### TEXTO DEL DOCUMENTO
EFEHuehuetán (México)

La nueva caravana conformada por unos 6.000 migrantes, en su mayoría de países centroamericanos y de Haití, retomó este domingo su marcha por el estado de Chiapas, sur de México, pero avanza a paso lento y bajo estricta vigilancia de agentes de migración y Guardia Nacional.

En su segundo día de recorrido, todavía muy cerca de la frontera con Guatemala, los migrantes buscan completar unos 15 kilómetros, distancia que recorrieron el sábado, y mantienen firme su propósito de llegar a la Ciudad de México y posteriormente dirigirse hacia Estados Unidos.

Tras pasar la noche y descansar en la comunidad de Álvaro Obregón, todavía en la ciudad Tapachula, este domingo a las 8.00 horas (13.00 GMT) el éxodo de migrantes se dirigió a la carretera con rumbo al municipio de Huehuetán.

Aunque su intención primeramente es salir del estado de Chiapas, que tardarán en recorrer varios días, los extranjeros tienen como meta llegar a la capital mexicana para regularizar su situación ante el Instituto Nacional de Migración (INM).
######
### REGISTROS EXTRAÍDOS
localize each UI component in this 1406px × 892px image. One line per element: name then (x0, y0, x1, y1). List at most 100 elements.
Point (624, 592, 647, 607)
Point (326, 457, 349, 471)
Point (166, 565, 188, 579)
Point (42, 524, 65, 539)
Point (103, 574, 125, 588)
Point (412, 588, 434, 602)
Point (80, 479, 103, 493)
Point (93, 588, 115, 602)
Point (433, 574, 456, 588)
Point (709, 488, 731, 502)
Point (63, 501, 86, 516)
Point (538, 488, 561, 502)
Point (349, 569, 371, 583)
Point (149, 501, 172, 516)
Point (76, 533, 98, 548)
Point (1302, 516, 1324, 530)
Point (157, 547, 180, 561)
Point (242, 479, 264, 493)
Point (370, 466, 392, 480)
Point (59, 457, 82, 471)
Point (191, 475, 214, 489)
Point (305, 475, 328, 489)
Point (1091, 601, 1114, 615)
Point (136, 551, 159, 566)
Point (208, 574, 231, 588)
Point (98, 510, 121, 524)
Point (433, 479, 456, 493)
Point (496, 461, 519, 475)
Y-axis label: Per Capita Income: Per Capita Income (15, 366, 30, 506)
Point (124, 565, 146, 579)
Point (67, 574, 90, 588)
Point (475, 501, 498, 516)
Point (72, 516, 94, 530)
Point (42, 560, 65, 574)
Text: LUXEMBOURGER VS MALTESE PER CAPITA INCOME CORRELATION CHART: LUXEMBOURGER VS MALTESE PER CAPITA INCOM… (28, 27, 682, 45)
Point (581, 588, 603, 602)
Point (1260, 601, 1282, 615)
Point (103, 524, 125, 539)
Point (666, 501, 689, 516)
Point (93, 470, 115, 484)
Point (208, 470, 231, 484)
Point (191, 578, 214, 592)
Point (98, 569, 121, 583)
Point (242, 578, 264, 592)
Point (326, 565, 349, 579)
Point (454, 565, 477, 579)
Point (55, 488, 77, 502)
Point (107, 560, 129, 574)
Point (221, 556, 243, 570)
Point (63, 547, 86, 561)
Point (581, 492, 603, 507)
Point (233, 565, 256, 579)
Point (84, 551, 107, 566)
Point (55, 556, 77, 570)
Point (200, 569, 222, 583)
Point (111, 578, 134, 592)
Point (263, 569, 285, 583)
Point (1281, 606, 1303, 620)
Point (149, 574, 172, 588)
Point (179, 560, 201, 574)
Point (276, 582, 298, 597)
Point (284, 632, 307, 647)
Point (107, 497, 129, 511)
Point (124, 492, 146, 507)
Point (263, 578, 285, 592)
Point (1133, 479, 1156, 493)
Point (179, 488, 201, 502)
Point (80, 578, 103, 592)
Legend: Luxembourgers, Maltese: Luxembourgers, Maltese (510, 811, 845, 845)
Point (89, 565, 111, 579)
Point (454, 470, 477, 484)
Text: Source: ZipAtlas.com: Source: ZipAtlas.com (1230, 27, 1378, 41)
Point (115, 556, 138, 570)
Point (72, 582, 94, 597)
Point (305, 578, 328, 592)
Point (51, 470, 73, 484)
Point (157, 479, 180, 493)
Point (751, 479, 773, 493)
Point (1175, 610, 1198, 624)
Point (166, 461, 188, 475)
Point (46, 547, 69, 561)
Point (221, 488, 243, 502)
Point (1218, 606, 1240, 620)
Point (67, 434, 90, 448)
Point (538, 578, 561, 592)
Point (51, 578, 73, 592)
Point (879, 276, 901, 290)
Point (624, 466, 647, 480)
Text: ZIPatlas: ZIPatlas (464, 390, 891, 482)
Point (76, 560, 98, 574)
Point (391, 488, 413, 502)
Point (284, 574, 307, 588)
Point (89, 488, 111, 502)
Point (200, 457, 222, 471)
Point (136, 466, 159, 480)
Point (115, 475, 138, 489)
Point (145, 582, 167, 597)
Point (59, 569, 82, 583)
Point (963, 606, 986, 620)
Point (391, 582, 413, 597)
######
### PARTES DEL EJERCICIO:
(A) Repite textualmente el pasaje de la noticia sobre la caravana de migrantes que va desde "Tras pasar la" hasta "de Migración (INM).".
(B) Escribe la continuación de la noticia sobre la caravana de migrantes en Chiapas a partir de su última oración.

### RESULTADOS POR TAREA:
(A)
Tras pasar la noche y descansar en la comunidad de Álvaro Obregón, todavía en la ciudad Tapachula, este domingo a las 8.00 horas (13.00 GMT) el éxodo de migrantes se dirigió a la carretera con rumbo al municipio de Huehuetán.

Aunque su intención primeramente es salir del estado de Chiapas, que tardarán en recorrer varios días, los extranjeros tienen como meta llegar a la capital mexicana para regularizar su situación ante el Instituto Nacional de Migración (INM).

(B)
Con vigilancia mediante vehículos en vanguardia y retaguardia, la caravana camina los primeros kilómetros de una travesía de unos 1.160 kilómetros hasta la capital mexicana.

DISPUESTOS A TODO

"Esta marcha es por la libertad, vamos con Dios, él es quien nos va guiando y tenemos la idea de llegar a Estados Unidos", dijo a Efe el migrante cubano Pablo Iván Cifrian, quien dijo no le importa caminar "10, 20, 30 y 50, 100 o 1.000 kilómetros".

Además, comentó que para llegar a su objetivo están "dispuestos a romper barreras y todo lo que se ponga por delante" ya que su meta es llegar con este contingente a la Ciudad de México.

En tanto, la hondureña Kari Pineda contó que se unió a la caravana de migrantes para huir de la pobreza, la inseguridad y la corrupción que se vive en su país y en busca de mejores oportunidades.

"Tenemos la esperanza de llegar a Estados Unidos para trabajar y darle un mejor futuro a nuestros hijos", comentó.

La idea de Pineda es llegar a la Unión América buscar trabajo y ganar dinero para "poder construirle una casa a mis hijos" ya que la que tenía fue destruida por el paso de los huracanes en el 2020.

En tanto, Denis, un cubano que viaja en compañía de su esposa, dijo que ambos cuentan con pasaporte pero se integraron a la caravana para llegar a la Ciudad de México y comenzar sus trámites de estancia legal en el país.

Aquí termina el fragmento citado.